**THE TASK:**
Write out nothing but the lines from the one containing "Convert this screenshot" through the last line below, both included, and without the pictures.

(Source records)
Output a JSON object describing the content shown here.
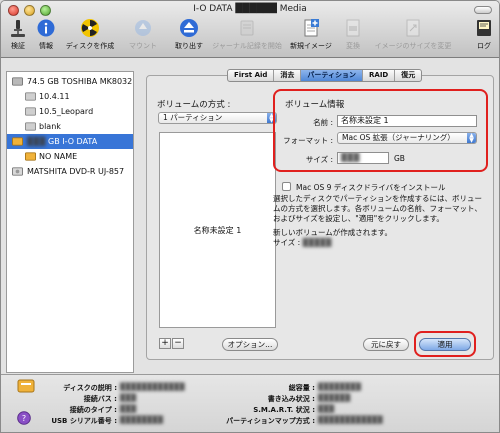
{
  "window": {
    "title": "I-O DATA ██████ Media"
  },
  "toolbar": {
    "verify": "検証",
    "info": "情報",
    "burn": "ディスクを作成",
    "mount": "マウント",
    "eject": "取り出す",
    "journal": "ジャーナル記録を開始",
    "new_image": "新規イメージ",
    "convert": "変換",
    "resize_image": "イメージのサイズを変更",
    "log": "ログ"
  },
  "sidebar": {
    "items": [
      {
        "label": "74.5 GB TOSHIBA MK8032..."
      },
      {
        "label": "10.4.11"
      },
      {
        "label": "10.5_Leopard"
      },
      {
        "label": "blank"
      },
      {
        "label": "GB I-O DATA"
      },
      {
        "label": "NO NAME"
      },
      {
        "label": "MATSHITA DVD-R UJ-857"
      }
    ]
  },
  "tabs": [
    "First Aid",
    "消去",
    "パーティション",
    "RAID",
    "復元"
  ],
  "partition": {
    "scheme_label": "ボリュームの方式 :",
    "scheme_value": "1 パーティション",
    "layout_volume_name": "名称未設定 1",
    "info_title": "ボリューム情報",
    "name_label": "名前 :",
    "name_value": "名称未設定 1",
    "format_label": "フォーマット :",
    "format_value": "Mac OS 拡張（ジャーナリング）",
    "size_label": "サイズ :",
    "size_value": "███",
    "size_unit": "GB",
    "os9_checkbox": "Mac OS 9 ディスクドライバをインストール",
    "description": "選択したディスクでパーティションを作成するには、ボリュームの方式を選択します。各ボリュームの名前、フォーマット、およびサイズを設定し、\"適用\"をクリックします。",
    "new_volume_msg": "新しいボリュームが作成されます。",
    "size_line_label": "サイズ :",
    "size_line_value": "█████",
    "add": "+",
    "remove": "−",
    "options_button": "オプション...",
    "revert_button": "元に戻す",
    "apply_button": "適用"
  },
  "status": {
    "disk_desc_label": "ディスクの説明 :",
    "disk_desc_value": "████████████",
    "bus_label": "接続バス :",
    "bus_value": "███",
    "conn_type_label": "接続のタイプ :",
    "conn_type_value": "███",
    "serial_label": "USB シリアル番号 :",
    "serial_value": "████████",
    "capacity_label": "総容量 :",
    "capacity_value": "████████",
    "write_status_label": "書き込み状況 :",
    "write_status_value": "██████",
    "smart_label": "S.M.A.R.T. 状況 :",
    "smart_value": "███",
    "map_label": "パーティションマップ方式 :",
    "map_value": "████████████"
  }
}
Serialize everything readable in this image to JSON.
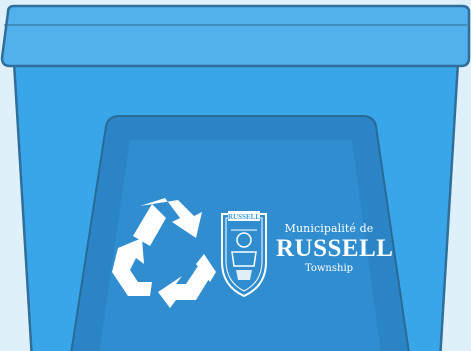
{
  "colors": {
    "background": "#dff0fa",
    "bin_body": "#3aa6ea",
    "bin_lid": "#52b0ec",
    "bin_panel": "#2a84c6",
    "outline": "#2f6f9a",
    "logo": "#ffffff"
  },
  "icons": {
    "recycle": "recycle-icon",
    "crest": "township-crest-icon"
  },
  "logo": {
    "line1": "Municipalité de",
    "line2": "RUSSELL",
    "line3": "Township",
    "crest_banner": "RUSSELL"
  }
}
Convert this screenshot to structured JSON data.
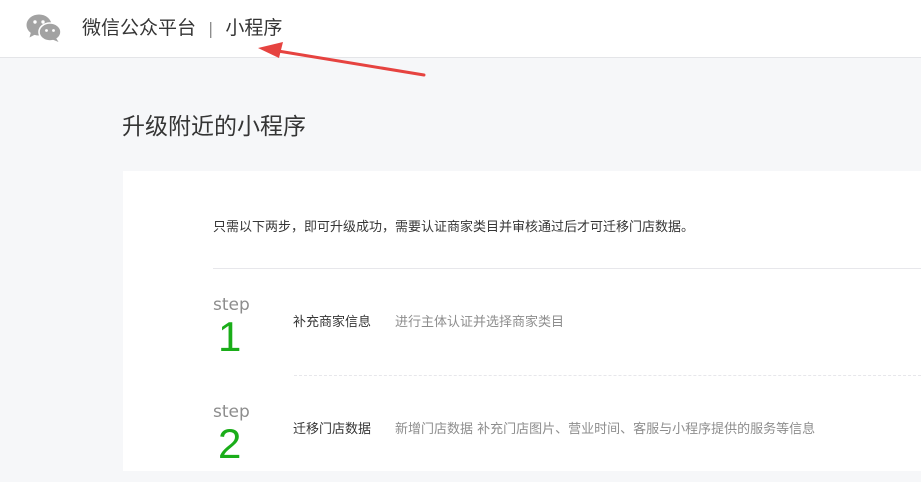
{
  "header": {
    "brand": "微信公众平台",
    "separator": "|",
    "section": "小程序",
    "logo_icon": "wechat-logo-icon"
  },
  "annotation": {
    "arrow_color": "#e64340"
  },
  "main": {
    "title": "升级附近的小程序",
    "intro": "只需以下两步，即可升级成功，需要认证商家类目并审核通过后才可迁移门店数据。",
    "steps": [
      {
        "label": "step",
        "number": "1",
        "title": "补充商家信息",
        "description": "进行主体认证并选择商家类目"
      },
      {
        "label": "step",
        "number": "2",
        "title": "迁移门店数据",
        "description": "新增门店数据 补充门店图片、营业时间、客服与小程序提供的服务等信息"
      }
    ]
  },
  "colors": {
    "accent_green": "#1aad19",
    "text_primary": "#353535",
    "text_secondary": "#8d8d8d",
    "page_background": "#f6f7f9"
  }
}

**WRITTEN REPLY:**
Convert this screenshot to structured JSON data.
{
  "header": {
    "brand": "微信公众平台",
    "separator": "|",
    "section": "小程序",
    "logo_icon": "wechat-logo-icon"
  },
  "annotation": {
    "arrow_color": "#e64340"
  },
  "main": {
    "title": "升级附近的小程序",
    "intro": "只需以下两步，即可升级成功，需要认证商家类目并审核通过后才可迁移门店数据。",
    "steps": [
      {
        "label": "step",
        "number": "1",
        "title": "补充商家信息",
        "description": "进行主体认证并选择商家类目"
      },
      {
        "label": "step",
        "number": "2",
        "title": "迁移门店数据",
        "description": "新增门店数据 补充门店图片、营业时间、客服与小程序提供的服务等信息"
      }
    ]
  },
  "colors": {
    "accent_green": "#1aad19",
    "text_primary": "#353535",
    "text_secondary": "#8d8d8d",
    "page_background": "#f6f7f9"
  }
}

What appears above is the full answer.